What is being asked:
Set down each line of the material that follows, exactly, with no pictures.

Provided material:
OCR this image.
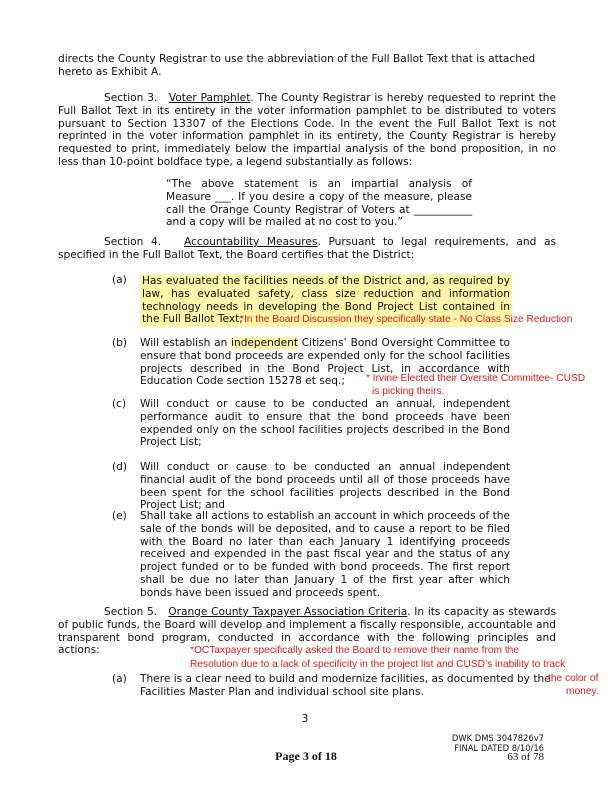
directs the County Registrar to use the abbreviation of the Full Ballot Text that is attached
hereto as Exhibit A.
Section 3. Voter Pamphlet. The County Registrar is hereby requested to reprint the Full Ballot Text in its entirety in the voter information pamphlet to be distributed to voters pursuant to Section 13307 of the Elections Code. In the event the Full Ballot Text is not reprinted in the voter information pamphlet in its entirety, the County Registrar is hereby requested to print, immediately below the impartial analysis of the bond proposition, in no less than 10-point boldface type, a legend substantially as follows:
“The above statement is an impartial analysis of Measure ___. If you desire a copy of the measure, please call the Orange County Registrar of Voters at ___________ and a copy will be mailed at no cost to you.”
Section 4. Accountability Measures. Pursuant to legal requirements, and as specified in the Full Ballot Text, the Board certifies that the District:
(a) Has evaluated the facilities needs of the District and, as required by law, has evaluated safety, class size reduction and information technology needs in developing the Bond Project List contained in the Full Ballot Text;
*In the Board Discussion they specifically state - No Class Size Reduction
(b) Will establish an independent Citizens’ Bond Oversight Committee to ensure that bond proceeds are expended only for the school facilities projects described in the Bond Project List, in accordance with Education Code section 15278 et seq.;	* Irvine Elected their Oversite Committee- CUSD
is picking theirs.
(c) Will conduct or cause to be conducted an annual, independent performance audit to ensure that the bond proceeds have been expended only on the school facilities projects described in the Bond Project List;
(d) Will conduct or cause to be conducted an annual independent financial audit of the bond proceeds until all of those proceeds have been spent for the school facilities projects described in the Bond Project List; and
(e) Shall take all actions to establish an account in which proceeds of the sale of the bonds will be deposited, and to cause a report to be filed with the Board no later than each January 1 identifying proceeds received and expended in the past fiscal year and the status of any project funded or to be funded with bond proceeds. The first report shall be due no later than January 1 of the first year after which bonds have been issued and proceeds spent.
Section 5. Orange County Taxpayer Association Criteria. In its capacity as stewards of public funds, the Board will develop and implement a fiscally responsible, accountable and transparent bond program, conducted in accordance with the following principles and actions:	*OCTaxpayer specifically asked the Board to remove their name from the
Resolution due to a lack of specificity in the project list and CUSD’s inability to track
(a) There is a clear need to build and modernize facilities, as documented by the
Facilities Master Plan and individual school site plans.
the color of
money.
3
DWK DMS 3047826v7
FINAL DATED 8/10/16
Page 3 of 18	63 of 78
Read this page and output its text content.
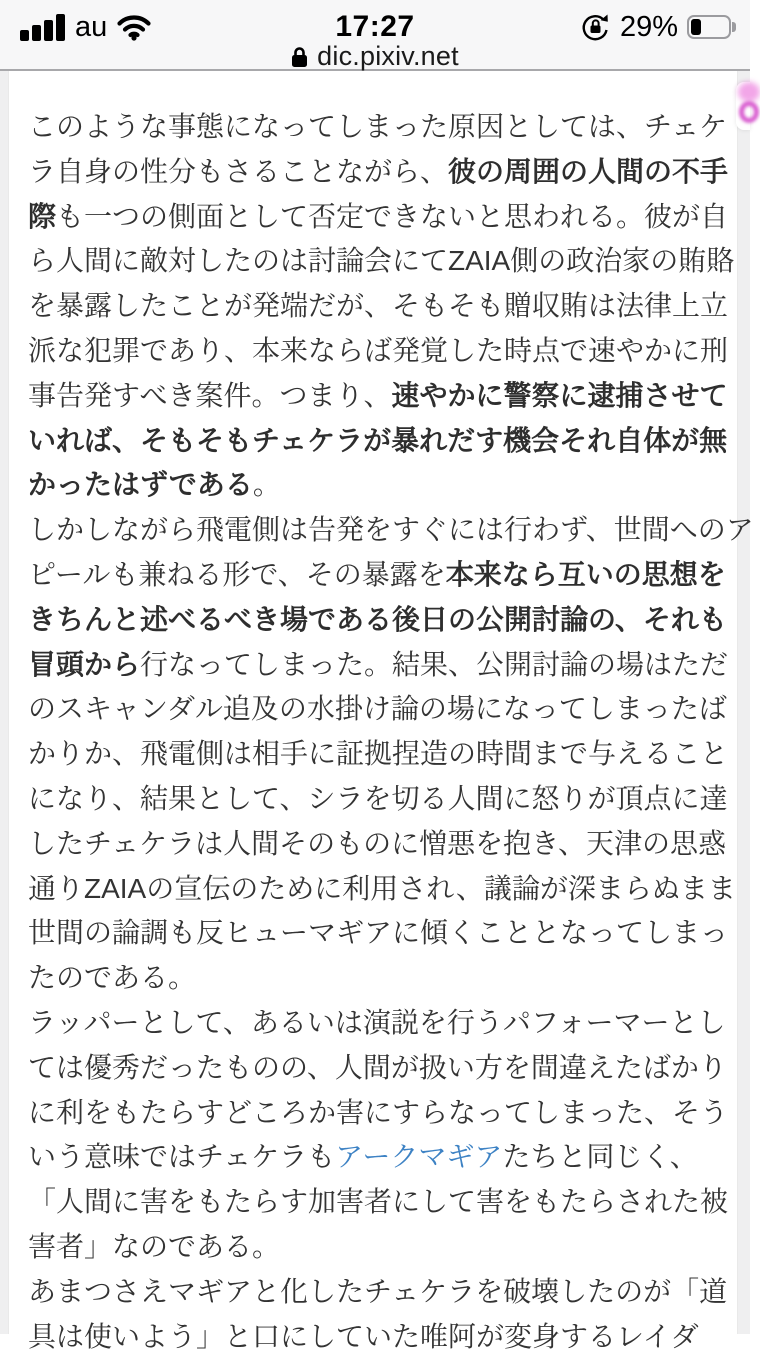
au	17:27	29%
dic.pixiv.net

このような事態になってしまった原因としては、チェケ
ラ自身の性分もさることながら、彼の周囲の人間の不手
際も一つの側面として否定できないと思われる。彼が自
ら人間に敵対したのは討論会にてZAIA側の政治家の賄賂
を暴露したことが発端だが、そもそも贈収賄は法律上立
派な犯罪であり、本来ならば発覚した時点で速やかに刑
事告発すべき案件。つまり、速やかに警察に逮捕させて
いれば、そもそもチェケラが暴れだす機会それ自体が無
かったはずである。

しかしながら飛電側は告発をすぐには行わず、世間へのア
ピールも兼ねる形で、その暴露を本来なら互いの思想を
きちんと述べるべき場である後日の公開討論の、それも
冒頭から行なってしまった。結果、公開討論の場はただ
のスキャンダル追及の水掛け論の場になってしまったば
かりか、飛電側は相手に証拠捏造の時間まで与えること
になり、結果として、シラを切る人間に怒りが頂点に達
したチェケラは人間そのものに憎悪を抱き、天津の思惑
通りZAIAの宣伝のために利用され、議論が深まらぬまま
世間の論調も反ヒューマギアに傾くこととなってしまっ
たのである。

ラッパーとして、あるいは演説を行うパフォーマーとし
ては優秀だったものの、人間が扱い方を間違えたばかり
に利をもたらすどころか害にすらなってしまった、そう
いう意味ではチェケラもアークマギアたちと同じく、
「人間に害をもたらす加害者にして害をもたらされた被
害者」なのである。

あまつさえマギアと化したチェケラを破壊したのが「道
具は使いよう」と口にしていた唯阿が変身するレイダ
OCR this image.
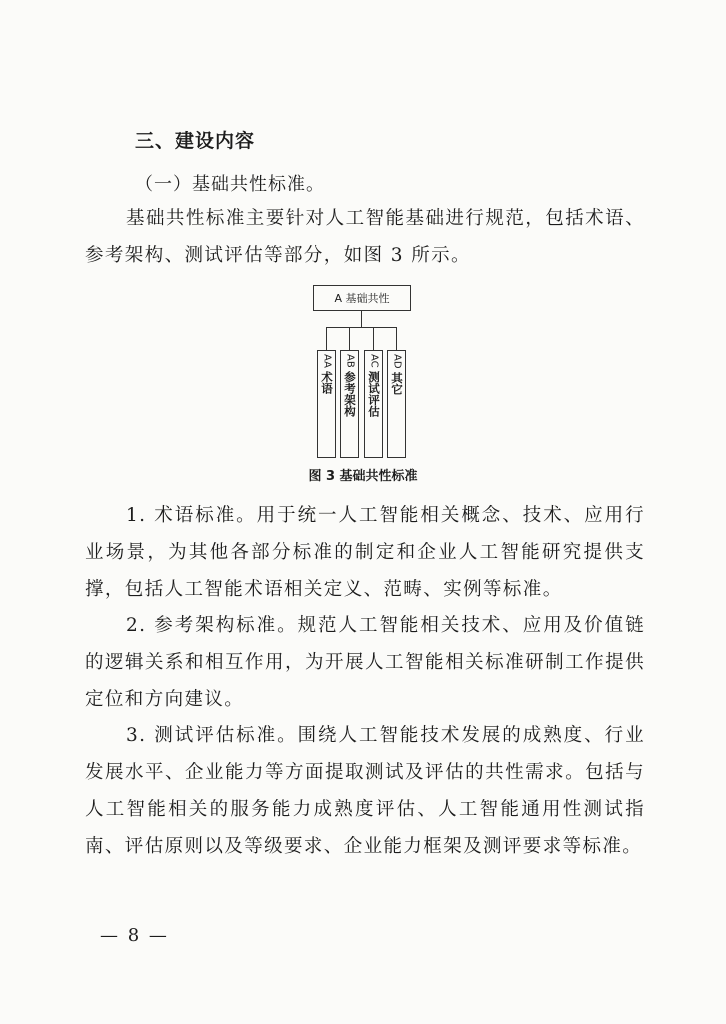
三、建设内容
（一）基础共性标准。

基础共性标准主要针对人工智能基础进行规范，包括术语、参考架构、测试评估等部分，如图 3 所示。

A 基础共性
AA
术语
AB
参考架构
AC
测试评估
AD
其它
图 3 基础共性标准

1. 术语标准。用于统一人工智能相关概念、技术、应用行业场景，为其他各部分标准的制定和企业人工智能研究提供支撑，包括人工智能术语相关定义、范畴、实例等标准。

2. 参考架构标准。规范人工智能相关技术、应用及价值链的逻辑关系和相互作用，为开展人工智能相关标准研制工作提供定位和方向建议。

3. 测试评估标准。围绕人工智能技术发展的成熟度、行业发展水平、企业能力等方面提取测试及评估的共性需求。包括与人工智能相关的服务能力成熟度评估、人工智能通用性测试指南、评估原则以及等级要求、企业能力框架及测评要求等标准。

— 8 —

Task output:
OCR this image.
directs the County Registrar to use the abbreviation of the Full Ballot Text that is attached
hereto as Exhibit A.
Section 3. Voter Pamphlet. The County Registrar is hereby requested to reprint the Full Ballot Text in its entirety in the voter information pamphlet to be distributed to voters pursuant to Section 13307 of the Elections Code. In the event the Full Ballot Text is not reprinted in the voter information pamphlet in its entirety, the County Registrar is hereby requested to print, immediately below the impartial analysis of the bond proposition, in no less than 10-point boldface type, a legend substantially as follows:
“The above statement is an impartial analysis of Measure ___. If you desire a copy of the measure, please call the Orange County Registrar of Voters at ___________ and a copy will be mailed at no cost to you.”
Section 4. Accountability Measures. Pursuant to legal requirements, and as specified in the Full Ballot Text, the Board certifies that the District:
(a) Has evaluated the facilities needs of the District and, as required by law, has evaluated safety, class size reduction and information technology needs in developing the Bond Project List contained in the Full Ballot Text;
*In the Board Discussion they specifically state - No Class Size Reduction
(b) Will establish an independent Citizens’ Bond Oversight Committee to ensure that bond proceeds are expended only for the school facilities projects described in the Bond Project List, in accordance with Education Code section 15278 et seq.;	* Irvine Elected their Oversite Committee- CUSD
is picking theirs.
(c) Will conduct or cause to be conducted an annual, independent performance audit to ensure that the bond proceeds have been expended only on the school facilities projects described in the Bond Project List;
(d) Will conduct or cause to be conducted an annual independent financial audit of the bond proceeds until all of those proceeds have been spent for the school facilities projects described in the Bond Project List; and
(e) Shall take all actions to establish an account in which proceeds of the sale of the bonds will be deposited, and to cause a report to be filed with the Board no later than each January 1 identifying proceeds received and expended in the past fiscal year and the status of any project funded or to be funded with bond proceeds. The first report shall be due no later than January 1 of the first year after which bonds have been issued and proceeds spent.
Section 5. Orange County Taxpayer Association Criteria. In its capacity as stewards of public funds, the Board will develop and implement a fiscally responsible, accountable and transparent bond program, conducted in accordance with the following principles and actions:	*OCTaxpayer specifically asked the Board to remove their name from the
Resolution due to a lack of specificity in the project list and CUSD’s inability to track
(a) There is a clear need to build and modernize facilities, as documented by the
Facilities Master Plan and individual school site plans.
the color of
money.
3
DWK DMS 3047826v7
FINAL DATED 8/10/16
Page 3 of 18	63 of 78
Read this page and output its text content.
au	17:27	29%
dic.pixiv.net

このような事態になってしまった原因としては、チェケ
ラ自身の性分もさることながら、彼の周囲の人間の不手
際も一つの側面として否定できないと思われる。彼が自
ら人間に敵対したのは討論会にてZAIA側の政治家の賄賂
を暴露したことが発端だが、そもそも贈収賄は法律上立
派な犯罪であり、本来ならば発覚した時点で速やかに刑
事告発すべき案件。つまり、速やかに警察に逮捕させて
いれば、そもそもチェケラが暴れだす機会それ自体が無
かったはずである。

しかしながら飛電側は告発をすぐには行わず、世間へのア
ピールも兼ねる形で、その暴露を本来なら互いの思想を
きちんと述べるべき場である後日の公開討論の、それも
冒頭から行なってしまった。結果、公開討論の場はただ
のスキャンダル追及の水掛け論の場になってしまったば
かりか、飛電側は相手に証拠捏造の時間まで与えること
になり、結果として、シラを切る人間に怒りが頂点に達
したチェケラは人間そのものに憎悪を抱き、天津の思惑
通りZAIAの宣伝のために利用され、議論が深まらぬまま
世間の論調も反ヒューマギアに傾くこととなってしまっ
たのである。

ラッパーとして、あるいは演説を行うパフォーマーとし
ては優秀だったものの、人間が扱い方を間違えたばかり
に利をもたらすどころか害にすらなってしまった、そう
いう意味ではチェケラもアークマギアたちと同じく、
「人間に害をもたらす加害者にして害をもたらされた被
害者」なのである。

あまつさえマギアと化したチェケラを破壊したのが「道
具は使いよう」と口にしていた唯阿が変身するレイダ
OCR this image.
三、建设内容
（一）基础共性标准。

基础共性标准主要针对人工智能基础进行规范，包括术语、参考架构、测试评估等部分，如图 3 所示。

A 基础共性
AA
术语
AB
参考架构
AC
测试评估
AD
其它
图 3 基础共性标准

1. 术语标准。用于统一人工智能相关概念、技术、应用行业场景，为其他各部分标准的制定和企业人工智能研究提供支撑，包括人工智能术语相关定义、范畴、实例等标准。

2. 参考架构标准。规范人工智能相关技术、应用及价值链的逻辑关系和相互作用，为开展人工智能相关标准研制工作提供定位和方向建议。

3. 测试评估标准。围绕人工智能技术发展的成熟度、行业发展水平、企业能力等方面提取测试及评估的共性需求。包括与人工智能相关的服务能力成熟度评估、人工智能通用性测试指南、评估原则以及等级要求、企业能力框架及测评要求等标准。

— 8 —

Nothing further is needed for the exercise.